Given exercise >> Below are the records; collect from them each line containing the string "region".

Material for this task >>
— begin —
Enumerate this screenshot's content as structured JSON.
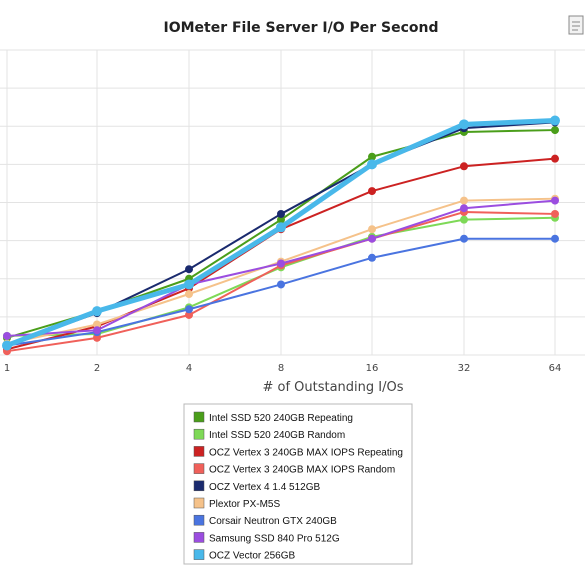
{
  "chart_data": {
    "type": "line",
    "title": "IOMeter File Server I/O Per Second",
    "xlabel": "# of Outstanding I/Os",
    "ylabel": "",
    "x_categories": [
      "1",
      "2",
      "4",
      "8",
      "16",
      "32",
      "64"
    ],
    "ylim": [
      0,
      8
    ],
    "grid": true,
    "legend_position": "bottom-center",
    "series": [
      {
        "name": "Intel SSD 520 240GB Repeating",
        "color": "#4a9e1a",
        "values": [
          0.45,
          1.15,
          2.0,
          3.55,
          5.2,
          5.85,
          5.9
        ]
      },
      {
        "name": "Intel SSD 520 240GB Random",
        "color": "#7ed957",
        "values": [
          0.5,
          0.55,
          1.25,
          2.3,
          3.1,
          3.55,
          3.6
        ]
      },
      {
        "name": "OCZ Vertex 3 240GB MAX IOPS Repeating",
        "color": "#cc2222",
        "values": [
          0.15,
          0.75,
          1.75,
          3.3,
          4.3,
          4.95,
          5.15
        ]
      },
      {
        "name": "OCZ Vertex 3 240GB MAX IOPS Random",
        "color": "#f0605a",
        "values": [
          0.1,
          0.45,
          1.05,
          2.35,
          3.05,
          3.75,
          3.7
        ]
      },
      {
        "name": "OCZ Vertex 4 1.4 512GB",
        "color": "#1a2a6e",
        "values": [
          0.25,
          1.1,
          2.25,
          3.7,
          5.0,
          5.95,
          6.1
        ]
      },
      {
        "name": "Plextor PX-M5S",
        "color": "#f5c28a",
        "values": [
          0.3,
          0.8,
          1.6,
          2.45,
          3.3,
          4.05,
          4.1
        ]
      },
      {
        "name": "Corsair Neutron GTX 240GB",
        "color": "#4a74e0",
        "values": [
          0.25,
          0.6,
          1.2,
          1.85,
          2.55,
          3.05,
          3.05
        ]
      },
      {
        "name": "Samsung SSD 840 Pro 512G",
        "color": "#9b4de0",
        "values": [
          0.5,
          0.65,
          1.85,
          2.4,
          3.05,
          3.85,
          4.05
        ]
      },
      {
        "name": "OCZ Vector 256GB",
        "color": "#49b8ea",
        "values": [
          0.25,
          1.15,
          1.85,
          3.35,
          5.0,
          6.05,
          6.15
        ]
      }
    ]
  }
}
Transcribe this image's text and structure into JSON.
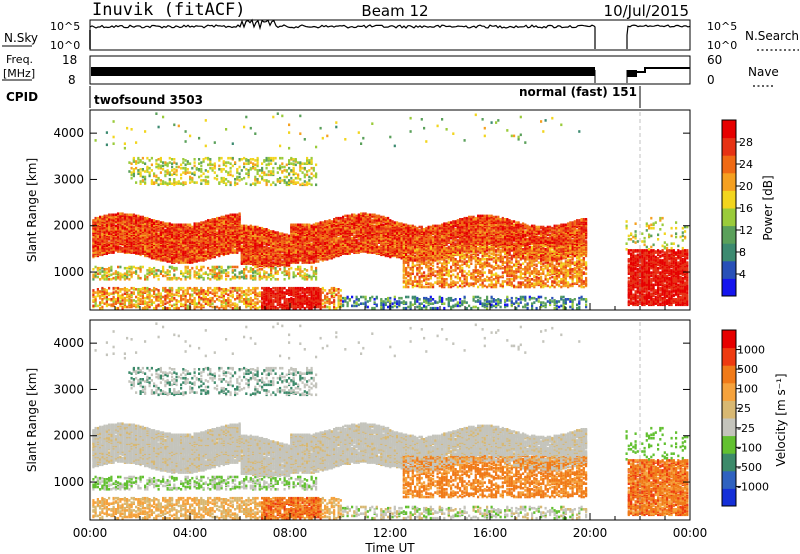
{
  "header": {
    "station": "Inuvik (fitACF)",
    "beam": "Beam 12",
    "date": "10/Jul/2015"
  },
  "status_panels": {
    "nsky_label": "N.Sky",
    "nsky_tick_top": "10^5",
    "nsky_tick_bottom": "10^0",
    "nsearch_label": "N.Search",
    "nsearch_tick_top": "10^5",
    "nsearch_tick_bottom": "10^0",
    "freq_label_line1": "Freq.",
    "freq_label_line2": "[MHz]",
    "freq_tick_top": "18",
    "freq_tick_bottom": "8",
    "nave_label": "Nave",
    "nave_tick_top": "60",
    "nave_tick_bottom": "0",
    "cpid_label": "CPID",
    "cpid_program_1": "twofsound 3503",
    "cpid_program_2": "normal (fast) 151"
  },
  "power_scale": {
    "title": "Power [dB]",
    "ticks": [
      "4",
      "8",
      "12",
      "16",
      "20",
      "24",
      "28"
    ],
    "colors": [
      "#1515ee",
      "#2850b8",
      "#3c8a70",
      "#5aa05a",
      "#9acb3a",
      "#f2d51e",
      "#f5a020",
      "#f06a14",
      "#e63214",
      "#e60000"
    ]
  },
  "velocity_scale": {
    "title": "Velocity [m s⁻¹]",
    "ticks": [
      "1000",
      "500",
      "100",
      "25",
      "-25",
      "-100",
      "-500",
      "-1000"
    ],
    "colors": [
      "#1530d8",
      "#2f62c0",
      "#3c8a6a",
      "#62c030",
      "#c4c4bc",
      "#d8b872",
      "#f5a23c",
      "#f07a18",
      "#ee3a10",
      "#e60000"
    ]
  },
  "chart_data": [
    {
      "type": "heatmap",
      "title": "",
      "ylabel": "Slant Range [km]",
      "xlabel": "",
      "x_ticks": [
        "00:00",
        "04:00",
        "08:00",
        "12:00",
        "16:00",
        "20:00",
        "00:00"
      ],
      "y_ticks": [
        "1000",
        "2000",
        "3000",
        "4000"
      ],
      "ylim": [
        180,
        4500
      ],
      "xlim_hours": [
        0,
        24
      ],
      "colorbar": "Power [dB]",
      "echo_bands": [
        {
          "region": "main F-region band",
          "x_hours": [
            0,
            19.8
          ],
          "range_km": [
            1200,
            2300
          ],
          "value_db": "20-28"
        },
        {
          "region": "near-range band",
          "x_hours": [
            0,
            10
          ],
          "range_km": [
            250,
            700
          ],
          "value_db": "16-28"
        },
        {
          "region": "upper band",
          "x_hours": [
            1.5,
            9
          ],
          "range_km": [
            2900,
            3500
          ],
          "value_db": "12-20"
        },
        {
          "region": "post-gap band",
          "x_hours": [
            21.5,
            24
          ],
          "range_km": [
            300,
            1500
          ],
          "value_db": "24-28"
        }
      ]
    },
    {
      "type": "heatmap",
      "title": "",
      "ylabel": "Slant Range [km]",
      "xlabel": "Time UT",
      "x_ticks": [
        "00:00",
        "04:00",
        "08:00",
        "12:00",
        "16:00",
        "20:00",
        "00:00"
      ],
      "y_ticks": [
        "1000",
        "2000",
        "3000",
        "4000"
      ],
      "ylim": [
        180,
        4500
      ],
      "xlim_hours": [
        0,
        24
      ],
      "colorbar": "Velocity [m s⁻¹]",
      "echo_bands": [
        {
          "region": "main band (ground scatter)",
          "x_hours": [
            0,
            19.8
          ],
          "range_km": [
            1200,
            2300
          ],
          "value_ms": "-25 to 25"
        },
        {
          "region": "afternoon band",
          "x_hours": [
            12.5,
            19.8
          ],
          "range_km": [
            700,
            1700
          ],
          "value_ms": "-500 to -100"
        },
        {
          "region": "post-gap band",
          "x_hours": [
            21.5,
            24
          ],
          "range_km": [
            300,
            1500
          ],
          "value_ms": "-500 to -100"
        }
      ]
    }
  ]
}
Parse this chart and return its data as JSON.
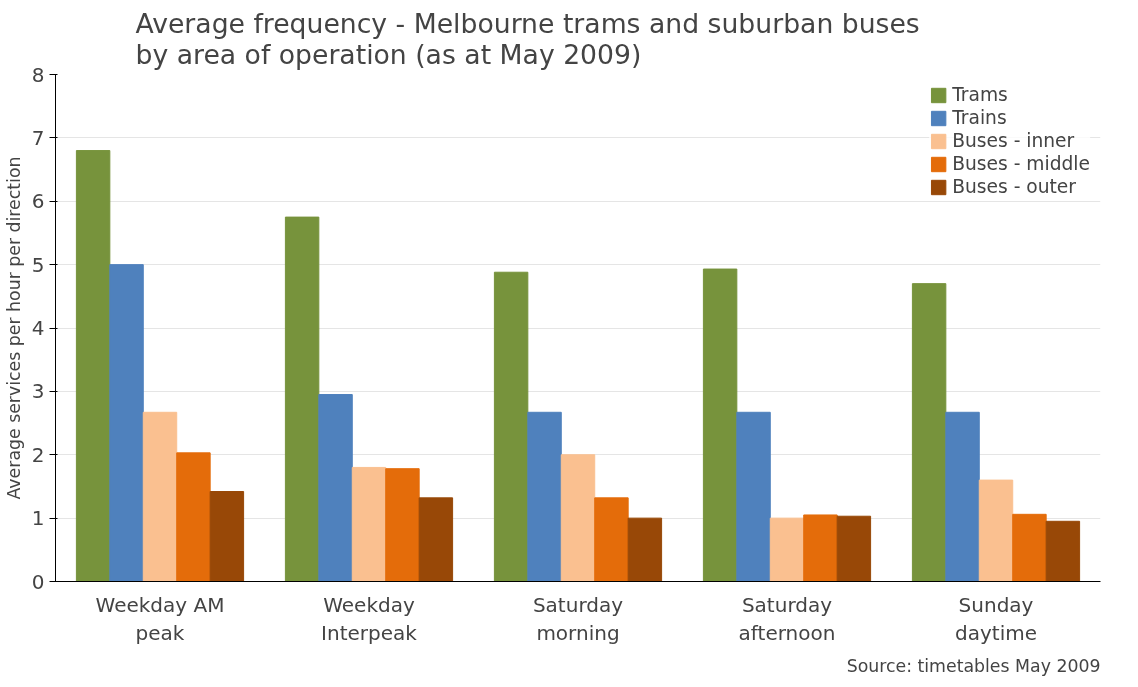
{
  "chart_data": {
    "type": "bar",
    "title": "Average frequency - Melbourne trams and suburban buses by area of operation (as at May 2009)",
    "ylabel": "Average services per hour per direction",
    "categories": [
      "Weekday AM peak",
      "Weekday Interpeak",
      "Saturday morning",
      "Saturday afternoon",
      "Sunday daytime"
    ],
    "series": [
      {
        "name": "Trams",
        "color": "#77933c",
        "values": [
          6.8,
          5.75,
          4.88,
          4.93,
          4.7
        ]
      },
      {
        "name": "Trains",
        "color": "#4f81bd",
        "values": [
          5.0,
          2.95,
          2.67,
          2.67,
          2.67
        ]
      },
      {
        "name": "Buses - inner",
        "color": "#fac090",
        "values": [
          2.67,
          1.8,
          2.0,
          1.0,
          1.6
        ]
      },
      {
        "name": "Buses - middle",
        "color": "#e46c0a",
        "values": [
          2.03,
          1.78,
          1.32,
          1.05,
          1.06
        ]
      },
      {
        "name": "Buses - outer",
        "color": "#984807",
        "values": [
          1.42,
          1.32,
          1.0,
          1.03,
          0.95
        ]
      }
    ],
    "ylim": [
      0,
      8
    ],
    "yticks": [
      0,
      1,
      2,
      3,
      4,
      5,
      6,
      7,
      8
    ],
    "grid": "y",
    "legend": "top right",
    "annotations": [
      "Source: timetables May 2009"
    ]
  }
}
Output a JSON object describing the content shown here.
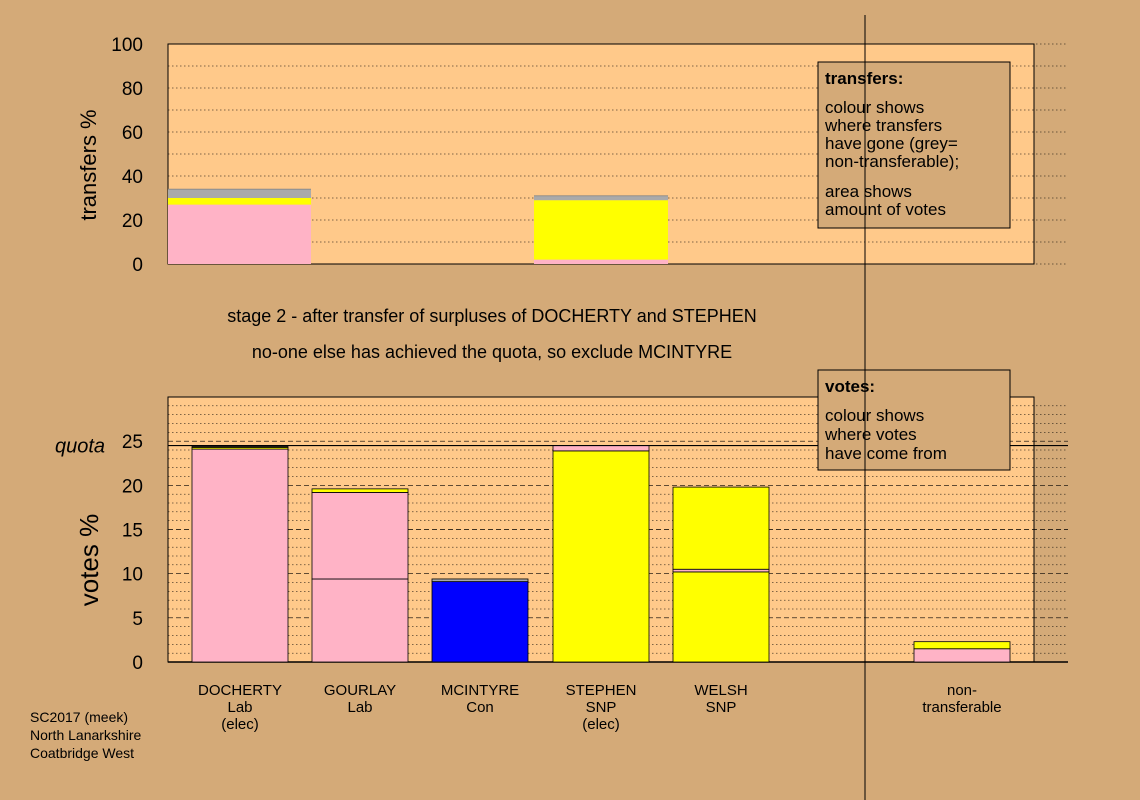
— end —
Task output >>
          "region": "main F-region band",
          "region": "near-range band",
          "region": "upper band",
          "region": "post-gap band",
          "region": "main band (ground scatter)",
          "region": "afternoon band",
          "region": "post-gap band",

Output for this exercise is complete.